━━━ Extracted information

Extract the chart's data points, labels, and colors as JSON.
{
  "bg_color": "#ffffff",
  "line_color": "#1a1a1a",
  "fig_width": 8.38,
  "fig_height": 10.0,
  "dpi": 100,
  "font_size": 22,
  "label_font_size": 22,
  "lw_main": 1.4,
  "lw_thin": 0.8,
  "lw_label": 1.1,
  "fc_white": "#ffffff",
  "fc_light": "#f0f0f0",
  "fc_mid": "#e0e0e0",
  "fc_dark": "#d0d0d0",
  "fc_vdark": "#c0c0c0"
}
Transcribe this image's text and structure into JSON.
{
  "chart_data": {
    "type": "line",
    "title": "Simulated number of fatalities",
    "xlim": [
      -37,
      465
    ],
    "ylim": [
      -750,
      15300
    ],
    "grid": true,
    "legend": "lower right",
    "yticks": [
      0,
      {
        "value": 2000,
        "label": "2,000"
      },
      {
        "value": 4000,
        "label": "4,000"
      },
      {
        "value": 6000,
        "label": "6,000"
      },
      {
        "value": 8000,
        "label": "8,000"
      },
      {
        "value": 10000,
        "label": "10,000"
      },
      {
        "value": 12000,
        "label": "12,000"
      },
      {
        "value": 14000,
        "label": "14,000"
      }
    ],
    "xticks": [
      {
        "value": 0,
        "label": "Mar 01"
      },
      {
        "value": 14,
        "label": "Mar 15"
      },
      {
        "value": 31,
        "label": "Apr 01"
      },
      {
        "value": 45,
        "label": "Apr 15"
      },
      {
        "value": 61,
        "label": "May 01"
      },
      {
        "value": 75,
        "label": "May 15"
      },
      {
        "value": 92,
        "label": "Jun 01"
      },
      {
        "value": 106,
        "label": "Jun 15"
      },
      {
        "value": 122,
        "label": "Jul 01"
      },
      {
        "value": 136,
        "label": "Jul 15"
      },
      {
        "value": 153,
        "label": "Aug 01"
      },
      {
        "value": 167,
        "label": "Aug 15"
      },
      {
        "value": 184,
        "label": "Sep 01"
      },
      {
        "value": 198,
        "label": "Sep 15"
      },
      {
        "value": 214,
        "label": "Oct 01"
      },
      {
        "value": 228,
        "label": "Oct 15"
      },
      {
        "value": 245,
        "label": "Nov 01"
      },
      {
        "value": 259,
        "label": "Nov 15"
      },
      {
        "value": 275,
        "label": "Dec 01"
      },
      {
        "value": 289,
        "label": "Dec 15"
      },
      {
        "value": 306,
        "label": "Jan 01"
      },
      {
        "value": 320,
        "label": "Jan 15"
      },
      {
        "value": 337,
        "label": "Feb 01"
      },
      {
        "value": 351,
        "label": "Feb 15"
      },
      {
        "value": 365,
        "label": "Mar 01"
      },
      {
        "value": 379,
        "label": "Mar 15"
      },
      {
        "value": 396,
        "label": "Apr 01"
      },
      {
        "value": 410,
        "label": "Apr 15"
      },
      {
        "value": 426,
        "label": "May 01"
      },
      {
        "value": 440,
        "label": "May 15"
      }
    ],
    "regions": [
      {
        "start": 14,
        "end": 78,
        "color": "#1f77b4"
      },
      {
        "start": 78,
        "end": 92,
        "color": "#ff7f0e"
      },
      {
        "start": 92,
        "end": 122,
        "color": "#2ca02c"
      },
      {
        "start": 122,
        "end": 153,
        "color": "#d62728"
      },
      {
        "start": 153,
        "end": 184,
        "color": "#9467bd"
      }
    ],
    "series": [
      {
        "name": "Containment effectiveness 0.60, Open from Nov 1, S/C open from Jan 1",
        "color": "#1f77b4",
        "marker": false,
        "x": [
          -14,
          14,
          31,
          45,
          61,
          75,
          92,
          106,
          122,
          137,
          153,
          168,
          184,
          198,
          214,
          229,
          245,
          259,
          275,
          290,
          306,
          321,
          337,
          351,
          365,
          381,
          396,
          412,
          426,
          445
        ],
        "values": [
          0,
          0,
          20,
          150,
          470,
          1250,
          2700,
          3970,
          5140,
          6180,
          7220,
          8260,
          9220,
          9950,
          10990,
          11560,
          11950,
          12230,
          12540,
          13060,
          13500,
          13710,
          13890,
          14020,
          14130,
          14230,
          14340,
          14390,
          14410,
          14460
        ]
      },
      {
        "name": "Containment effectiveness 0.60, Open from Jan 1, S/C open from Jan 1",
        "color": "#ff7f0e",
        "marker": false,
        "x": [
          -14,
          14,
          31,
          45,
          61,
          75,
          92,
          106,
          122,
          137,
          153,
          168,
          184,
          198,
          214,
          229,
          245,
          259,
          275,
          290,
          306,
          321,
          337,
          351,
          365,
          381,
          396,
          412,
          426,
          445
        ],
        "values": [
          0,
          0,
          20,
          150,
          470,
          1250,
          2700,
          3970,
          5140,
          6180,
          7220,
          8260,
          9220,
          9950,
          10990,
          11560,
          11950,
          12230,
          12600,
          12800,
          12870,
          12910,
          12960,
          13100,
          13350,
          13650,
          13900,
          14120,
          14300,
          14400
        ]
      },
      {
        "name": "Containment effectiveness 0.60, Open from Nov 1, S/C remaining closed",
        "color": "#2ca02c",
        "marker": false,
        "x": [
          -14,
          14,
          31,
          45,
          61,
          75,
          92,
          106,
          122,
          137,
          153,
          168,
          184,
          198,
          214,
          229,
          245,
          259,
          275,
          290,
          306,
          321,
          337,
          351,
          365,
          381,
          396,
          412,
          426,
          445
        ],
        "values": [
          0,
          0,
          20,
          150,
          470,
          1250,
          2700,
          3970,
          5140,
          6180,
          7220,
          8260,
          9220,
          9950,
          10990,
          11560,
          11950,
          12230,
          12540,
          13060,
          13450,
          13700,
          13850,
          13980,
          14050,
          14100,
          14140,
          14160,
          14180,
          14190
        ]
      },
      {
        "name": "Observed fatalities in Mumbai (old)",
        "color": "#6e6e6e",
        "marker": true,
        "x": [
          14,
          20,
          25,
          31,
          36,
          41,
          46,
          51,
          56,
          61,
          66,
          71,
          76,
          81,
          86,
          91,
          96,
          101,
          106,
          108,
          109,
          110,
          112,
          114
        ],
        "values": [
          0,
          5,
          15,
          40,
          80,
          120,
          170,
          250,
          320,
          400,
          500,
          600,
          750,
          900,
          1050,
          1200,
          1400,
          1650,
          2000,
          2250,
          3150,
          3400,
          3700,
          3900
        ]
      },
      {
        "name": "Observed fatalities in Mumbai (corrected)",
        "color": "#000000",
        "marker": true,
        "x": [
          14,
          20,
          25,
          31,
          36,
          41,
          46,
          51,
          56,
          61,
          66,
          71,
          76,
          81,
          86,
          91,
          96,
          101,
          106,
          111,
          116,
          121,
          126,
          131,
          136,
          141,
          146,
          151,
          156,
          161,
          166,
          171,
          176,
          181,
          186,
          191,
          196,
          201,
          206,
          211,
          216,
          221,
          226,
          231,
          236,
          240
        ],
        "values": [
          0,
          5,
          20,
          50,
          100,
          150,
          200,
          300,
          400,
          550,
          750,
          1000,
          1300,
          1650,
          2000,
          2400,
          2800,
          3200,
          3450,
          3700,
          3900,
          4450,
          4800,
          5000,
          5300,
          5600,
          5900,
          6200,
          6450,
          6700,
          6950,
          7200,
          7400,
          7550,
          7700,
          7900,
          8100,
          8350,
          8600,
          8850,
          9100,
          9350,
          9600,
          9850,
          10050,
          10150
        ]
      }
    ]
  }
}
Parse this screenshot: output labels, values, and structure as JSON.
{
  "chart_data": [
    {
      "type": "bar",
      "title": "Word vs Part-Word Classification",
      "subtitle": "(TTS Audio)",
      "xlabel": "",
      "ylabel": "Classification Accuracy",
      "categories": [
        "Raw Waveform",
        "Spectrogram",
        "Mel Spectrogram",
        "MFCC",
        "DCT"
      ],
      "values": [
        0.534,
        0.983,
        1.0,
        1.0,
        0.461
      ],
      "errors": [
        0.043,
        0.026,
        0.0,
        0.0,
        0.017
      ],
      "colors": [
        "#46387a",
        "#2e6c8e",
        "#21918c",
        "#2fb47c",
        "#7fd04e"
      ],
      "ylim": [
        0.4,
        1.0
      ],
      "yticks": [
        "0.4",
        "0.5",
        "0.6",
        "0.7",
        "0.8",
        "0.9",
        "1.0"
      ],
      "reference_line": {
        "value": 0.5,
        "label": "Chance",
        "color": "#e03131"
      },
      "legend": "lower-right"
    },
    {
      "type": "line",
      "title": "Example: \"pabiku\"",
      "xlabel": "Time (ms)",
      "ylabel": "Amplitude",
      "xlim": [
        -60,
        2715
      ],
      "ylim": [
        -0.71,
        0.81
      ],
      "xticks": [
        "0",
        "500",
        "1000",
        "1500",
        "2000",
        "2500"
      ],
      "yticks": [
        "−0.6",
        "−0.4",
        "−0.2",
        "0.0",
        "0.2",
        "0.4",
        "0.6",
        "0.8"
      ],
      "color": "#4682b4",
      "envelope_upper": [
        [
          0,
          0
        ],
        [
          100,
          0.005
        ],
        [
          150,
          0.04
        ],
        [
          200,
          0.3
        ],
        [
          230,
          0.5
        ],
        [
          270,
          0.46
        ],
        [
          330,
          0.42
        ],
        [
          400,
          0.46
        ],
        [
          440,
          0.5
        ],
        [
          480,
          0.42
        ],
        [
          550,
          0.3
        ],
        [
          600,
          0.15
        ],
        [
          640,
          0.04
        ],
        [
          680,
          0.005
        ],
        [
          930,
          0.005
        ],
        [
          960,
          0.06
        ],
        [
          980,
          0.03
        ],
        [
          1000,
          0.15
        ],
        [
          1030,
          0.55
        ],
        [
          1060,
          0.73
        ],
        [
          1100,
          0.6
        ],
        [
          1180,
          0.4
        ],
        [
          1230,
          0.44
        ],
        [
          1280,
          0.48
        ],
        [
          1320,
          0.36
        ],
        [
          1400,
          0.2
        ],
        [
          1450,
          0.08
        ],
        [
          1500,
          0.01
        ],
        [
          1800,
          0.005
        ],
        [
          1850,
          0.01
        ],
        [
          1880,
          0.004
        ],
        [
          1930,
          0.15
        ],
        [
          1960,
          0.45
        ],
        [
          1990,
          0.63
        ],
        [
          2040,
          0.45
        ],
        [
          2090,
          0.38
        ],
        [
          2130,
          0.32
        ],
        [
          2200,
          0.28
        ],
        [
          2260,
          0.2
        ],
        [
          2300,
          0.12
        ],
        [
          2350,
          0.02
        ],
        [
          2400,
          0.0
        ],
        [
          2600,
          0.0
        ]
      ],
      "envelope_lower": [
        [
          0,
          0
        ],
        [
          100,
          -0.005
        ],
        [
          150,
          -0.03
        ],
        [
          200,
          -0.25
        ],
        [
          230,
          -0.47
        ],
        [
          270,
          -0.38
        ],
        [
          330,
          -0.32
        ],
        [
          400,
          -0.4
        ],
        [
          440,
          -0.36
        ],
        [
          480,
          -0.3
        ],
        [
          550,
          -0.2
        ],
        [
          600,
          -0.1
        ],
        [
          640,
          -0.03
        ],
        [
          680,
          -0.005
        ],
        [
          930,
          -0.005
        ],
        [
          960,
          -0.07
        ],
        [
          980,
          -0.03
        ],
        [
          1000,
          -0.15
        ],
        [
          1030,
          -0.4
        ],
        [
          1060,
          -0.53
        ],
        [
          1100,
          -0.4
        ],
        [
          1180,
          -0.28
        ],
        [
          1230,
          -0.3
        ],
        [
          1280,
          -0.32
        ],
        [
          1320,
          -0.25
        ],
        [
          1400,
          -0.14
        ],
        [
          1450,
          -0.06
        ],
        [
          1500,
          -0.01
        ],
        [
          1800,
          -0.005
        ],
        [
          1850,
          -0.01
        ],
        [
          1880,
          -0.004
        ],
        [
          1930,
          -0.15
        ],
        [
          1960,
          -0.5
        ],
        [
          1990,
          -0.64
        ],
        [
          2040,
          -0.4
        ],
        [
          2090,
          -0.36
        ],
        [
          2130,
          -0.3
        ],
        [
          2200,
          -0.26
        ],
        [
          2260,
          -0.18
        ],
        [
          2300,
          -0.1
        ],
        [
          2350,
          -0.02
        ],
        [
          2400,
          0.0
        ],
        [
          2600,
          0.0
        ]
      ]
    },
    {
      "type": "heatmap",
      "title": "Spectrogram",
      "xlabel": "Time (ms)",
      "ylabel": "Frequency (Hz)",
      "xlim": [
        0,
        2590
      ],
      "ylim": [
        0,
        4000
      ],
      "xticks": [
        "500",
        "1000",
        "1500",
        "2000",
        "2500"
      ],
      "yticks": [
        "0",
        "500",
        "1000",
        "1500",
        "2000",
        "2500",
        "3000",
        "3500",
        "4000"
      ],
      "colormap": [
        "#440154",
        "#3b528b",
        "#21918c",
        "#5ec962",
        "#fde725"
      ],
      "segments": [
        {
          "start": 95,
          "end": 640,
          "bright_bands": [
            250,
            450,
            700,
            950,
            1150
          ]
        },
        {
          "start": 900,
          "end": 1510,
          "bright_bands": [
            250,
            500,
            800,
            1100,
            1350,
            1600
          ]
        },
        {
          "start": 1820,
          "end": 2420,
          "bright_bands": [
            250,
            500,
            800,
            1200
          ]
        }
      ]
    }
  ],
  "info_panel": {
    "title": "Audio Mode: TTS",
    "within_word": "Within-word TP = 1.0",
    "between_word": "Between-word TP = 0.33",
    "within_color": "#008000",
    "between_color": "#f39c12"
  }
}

━━━━━━

Description of the task
List the lines of the records where "Containment" occurs.

Reply
        "name": "Containment effectiveness 0.60, Open from Nov 1, S/C open from Jan 1",
        "name": "Containment effectiveness 0.60, Open from Jan 1, S/C open from Jan 1",
        "name": "Containment effectiveness 0.60, Open from Nov 1, S/C remaining closed",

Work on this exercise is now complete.